_What you will do_
Please repeat all of the lines that follow, exactly as written.

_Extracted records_
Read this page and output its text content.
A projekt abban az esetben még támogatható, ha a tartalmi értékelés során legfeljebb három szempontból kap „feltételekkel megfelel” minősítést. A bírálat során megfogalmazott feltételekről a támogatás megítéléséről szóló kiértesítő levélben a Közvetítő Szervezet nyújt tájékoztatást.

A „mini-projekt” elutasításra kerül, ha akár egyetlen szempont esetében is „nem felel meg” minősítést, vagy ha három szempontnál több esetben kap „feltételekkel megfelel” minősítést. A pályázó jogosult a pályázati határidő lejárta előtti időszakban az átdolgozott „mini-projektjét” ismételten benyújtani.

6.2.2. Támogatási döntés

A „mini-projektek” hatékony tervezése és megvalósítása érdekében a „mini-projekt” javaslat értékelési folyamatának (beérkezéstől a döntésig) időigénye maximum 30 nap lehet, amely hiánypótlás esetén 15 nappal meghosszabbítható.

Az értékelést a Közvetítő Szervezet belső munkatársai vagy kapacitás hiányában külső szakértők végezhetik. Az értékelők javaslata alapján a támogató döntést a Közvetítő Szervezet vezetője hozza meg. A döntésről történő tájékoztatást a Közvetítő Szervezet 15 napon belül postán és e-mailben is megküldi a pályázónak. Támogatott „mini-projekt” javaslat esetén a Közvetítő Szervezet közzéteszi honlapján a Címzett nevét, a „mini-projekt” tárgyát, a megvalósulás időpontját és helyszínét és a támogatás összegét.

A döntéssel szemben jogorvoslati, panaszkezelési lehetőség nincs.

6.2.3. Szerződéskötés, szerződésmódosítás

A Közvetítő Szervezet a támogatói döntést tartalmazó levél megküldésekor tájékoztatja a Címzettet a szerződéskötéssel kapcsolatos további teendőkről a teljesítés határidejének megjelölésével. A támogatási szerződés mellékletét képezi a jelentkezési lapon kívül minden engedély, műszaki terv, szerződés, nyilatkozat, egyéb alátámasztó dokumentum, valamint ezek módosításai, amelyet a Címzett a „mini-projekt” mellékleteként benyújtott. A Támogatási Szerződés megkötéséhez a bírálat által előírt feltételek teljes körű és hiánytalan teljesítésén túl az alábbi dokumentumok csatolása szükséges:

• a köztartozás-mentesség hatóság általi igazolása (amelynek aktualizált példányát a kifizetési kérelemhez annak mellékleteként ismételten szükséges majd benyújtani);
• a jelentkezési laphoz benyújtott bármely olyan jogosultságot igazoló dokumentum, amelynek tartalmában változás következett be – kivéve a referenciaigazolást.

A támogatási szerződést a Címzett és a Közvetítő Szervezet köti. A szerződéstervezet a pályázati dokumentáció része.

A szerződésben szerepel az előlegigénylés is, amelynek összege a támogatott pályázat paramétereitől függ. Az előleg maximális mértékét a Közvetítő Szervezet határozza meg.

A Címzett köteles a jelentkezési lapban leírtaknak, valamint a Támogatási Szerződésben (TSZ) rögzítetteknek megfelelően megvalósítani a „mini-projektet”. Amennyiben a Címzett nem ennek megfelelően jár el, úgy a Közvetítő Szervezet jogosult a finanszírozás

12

_Solution below_
Read this page and output its text content.
A projekt abban az esetben még támogatható, ha a tartalmi értékelés során legfeljebb három szempontból kap „feltételekkel megfelel” minősítést. A bírálat során megfogalmazott feltételekről a támogatás megítéléséről szóló kiértesítő levélben a Közvetítő Szervezet nyújt tájékoztatást.

A „mini-projekt” elutasításra kerül, ha akár egyetlen szempont esetében is „nem felel meg” minősítést, vagy ha három szempontnál több esetben kap „feltételekkel megfelel” minősítést. A pályázó jogosult a pályázati határidő lejárta előtti időszakban az átdolgozott „mini-projektjét” ismételten benyújtani.

6.2.2. Támogatási döntés

A „mini-projektek” hatékony tervezése és megvalósítása érdekében a „mini-projekt” javaslat értékelési folyamatának (beérkezéstől a döntésig) időigénye maximum 30 nap lehet, amely hiánypótlás esetén 15 nappal meghosszabbítható.

Az értékelést a Közvetítő Szervezet belső munkatársai vagy kapacitás hiányában külső szakértők végezhetik. Az értékelők javaslata alapján a támogató döntést a Közvetítő Szervezet vezetője hozza meg. A döntésről történő tájékoztatást a Közvetítő Szervezet 15 napon belül postán és e-mailben is megküldi a pályázónak. Támogatott „mini-projekt” javaslat esetén a Közvetítő Szervezet közzéteszi honlapján a Címzett nevét, a „mini-projekt” tárgyát, a megvalósulás időpontját és helyszínét és a támogatás összegét.

A döntéssel szemben jogorvoslati, panaszkezelési lehetőség nincs.

6.2.3. Szerződéskötés, szerződésmódosítás

A Közvetítő Szervezet a támogatói döntést tartalmazó levél megküldésekor tájékoztatja a Címzettet a szerződéskötéssel kapcsolatos további teendőkről a teljesítés határidejének megjelölésével. A támogatási szerződés mellékletét képezi a jelentkezési lapon kívül minden engedély, műszaki terv, szerződés, nyilatkozat, egyéb alátámasztó dokumentum, valamint ezek módosításai, amelyet a Címzett a „mini-projekt” mellékleteként benyújtott. A Támogatási Szerződés megkötéséhez a bírálat által előírt feltételek teljes körű és hiánytalan teljesítésén túl az alábbi dokumentumok csatolása szükséges:

• a köztartozás-mentesség hatóság általi igazolása (amelynek aktualizált példányát a kifizetési kérelemhez annak mellékleteként ismételten szükséges majd benyújtani);
• a jelentkezési laphoz benyújtott bármely olyan jogosultságot igazoló dokumentum, amelynek tartalmában változás következett be – kivéve a referenciaigazolást.

A támogatási szerződést a Címzett és a Közvetítő Szervezet köti. A szerződéstervezet a pályázati dokumentáció része.

A szerződésben szerepel az előlegigénylés is, amelynek összege a támogatott pályázat paramétereitől függ. Az előleg maximális mértékét a Közvetítő Szervezet határozza meg.

A Címzett köteles a jelentkezési lapban leírtaknak, valamint a Támogatási Szerződésben (TSZ) rögzítetteknek megfelelően megvalósítani a „mini-projektet”. Amennyiben a Címzett nem ennek megfelelően jár el, úgy a Közvetítő Szervezet jogosult a finanszírozás

12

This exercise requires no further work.